**What you should do:** In the listing, rename "Forgot Password?" to "Reset Password?" in everything from the line containing "Where is each" down to the line containing "staticText: Create an", and leave every other part of those lines unchanged. Give back only those lines, without the pictures.

**Materials provided:**
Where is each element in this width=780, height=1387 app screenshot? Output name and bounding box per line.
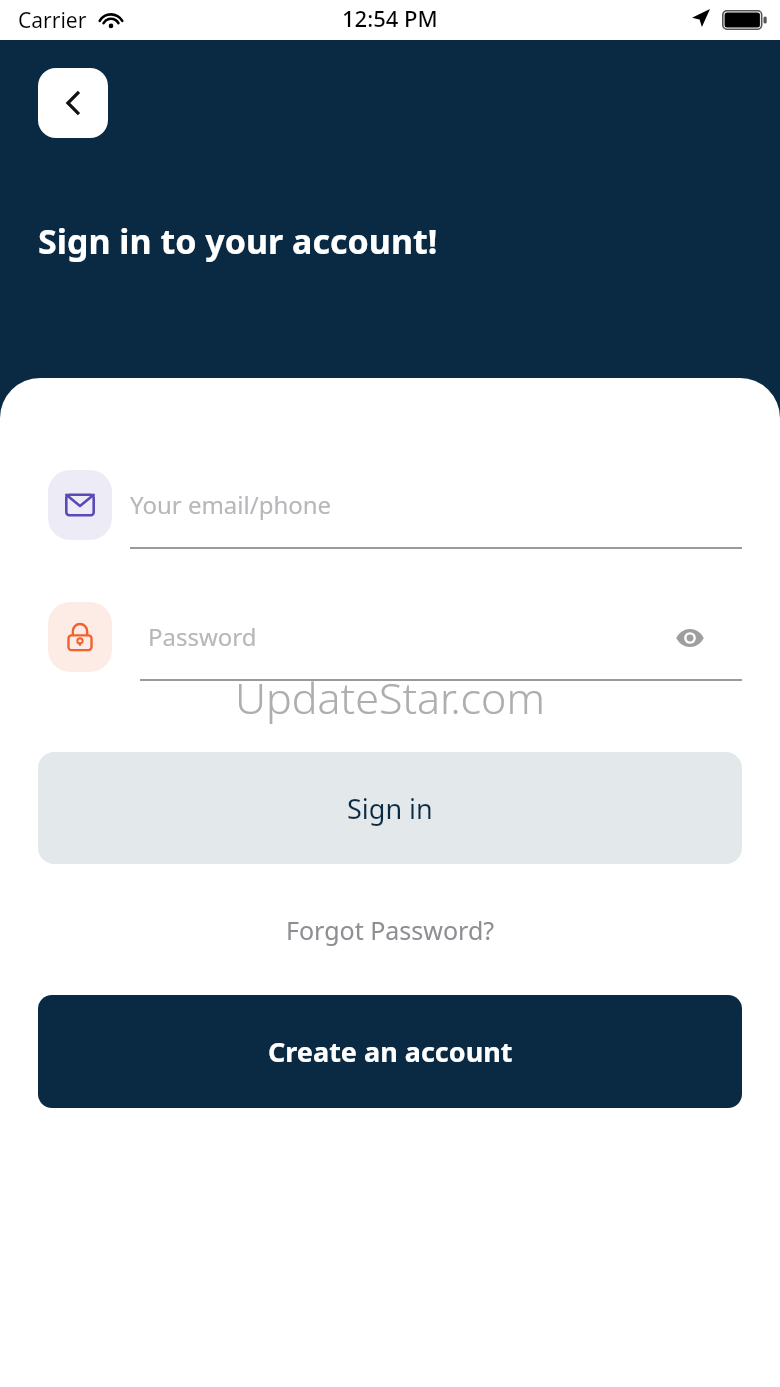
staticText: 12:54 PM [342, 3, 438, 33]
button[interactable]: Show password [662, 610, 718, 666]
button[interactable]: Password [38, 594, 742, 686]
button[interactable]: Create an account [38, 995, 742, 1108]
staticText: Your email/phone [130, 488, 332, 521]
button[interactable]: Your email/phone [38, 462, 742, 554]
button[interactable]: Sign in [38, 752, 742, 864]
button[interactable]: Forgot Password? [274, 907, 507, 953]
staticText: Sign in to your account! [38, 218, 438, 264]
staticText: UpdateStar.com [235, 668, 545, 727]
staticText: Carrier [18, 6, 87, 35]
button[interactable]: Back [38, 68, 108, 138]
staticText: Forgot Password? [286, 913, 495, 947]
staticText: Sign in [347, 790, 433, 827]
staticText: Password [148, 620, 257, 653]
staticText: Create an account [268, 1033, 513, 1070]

--

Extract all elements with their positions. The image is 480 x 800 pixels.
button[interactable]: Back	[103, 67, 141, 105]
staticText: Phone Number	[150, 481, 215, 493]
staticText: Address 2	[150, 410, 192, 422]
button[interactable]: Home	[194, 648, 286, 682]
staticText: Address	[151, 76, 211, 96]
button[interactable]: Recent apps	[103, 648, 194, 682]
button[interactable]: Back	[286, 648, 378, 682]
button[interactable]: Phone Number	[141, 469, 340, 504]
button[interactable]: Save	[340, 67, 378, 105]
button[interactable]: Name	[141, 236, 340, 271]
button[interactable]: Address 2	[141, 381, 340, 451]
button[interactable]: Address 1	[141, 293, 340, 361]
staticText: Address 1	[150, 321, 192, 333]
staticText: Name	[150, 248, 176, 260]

**Correct result:**
Where is each element in this width=780, height=1387 app screenshot? Output name and bounding box per line.
staticText: 12:54 PM [342, 3, 438, 33]
button[interactable]: Show password [662, 610, 718, 666]
button[interactable]: Password [38, 594, 742, 686]
button[interactable]: Create an account [38, 995, 742, 1108]
staticText: Your email/phone [130, 488, 332, 521]
button[interactable]: Your email/phone [38, 462, 742, 554]
button[interactable]: Sign in [38, 752, 742, 864]
button[interactable]: Reset Password? [274, 907, 507, 953]
staticText: Sign in to your account! [38, 218, 438, 264]
staticText: UpdateStar.com [235, 668, 545, 727]
staticText: Carrier [18, 6, 87, 35]
button[interactable]: Back [38, 68, 108, 138]
staticText: Reset Password? [286, 913, 495, 947]
staticText: Sign in [347, 790, 433, 827]
staticText: Password [148, 620, 257, 653]
staticText: Create an account [268, 1033, 513, 1070]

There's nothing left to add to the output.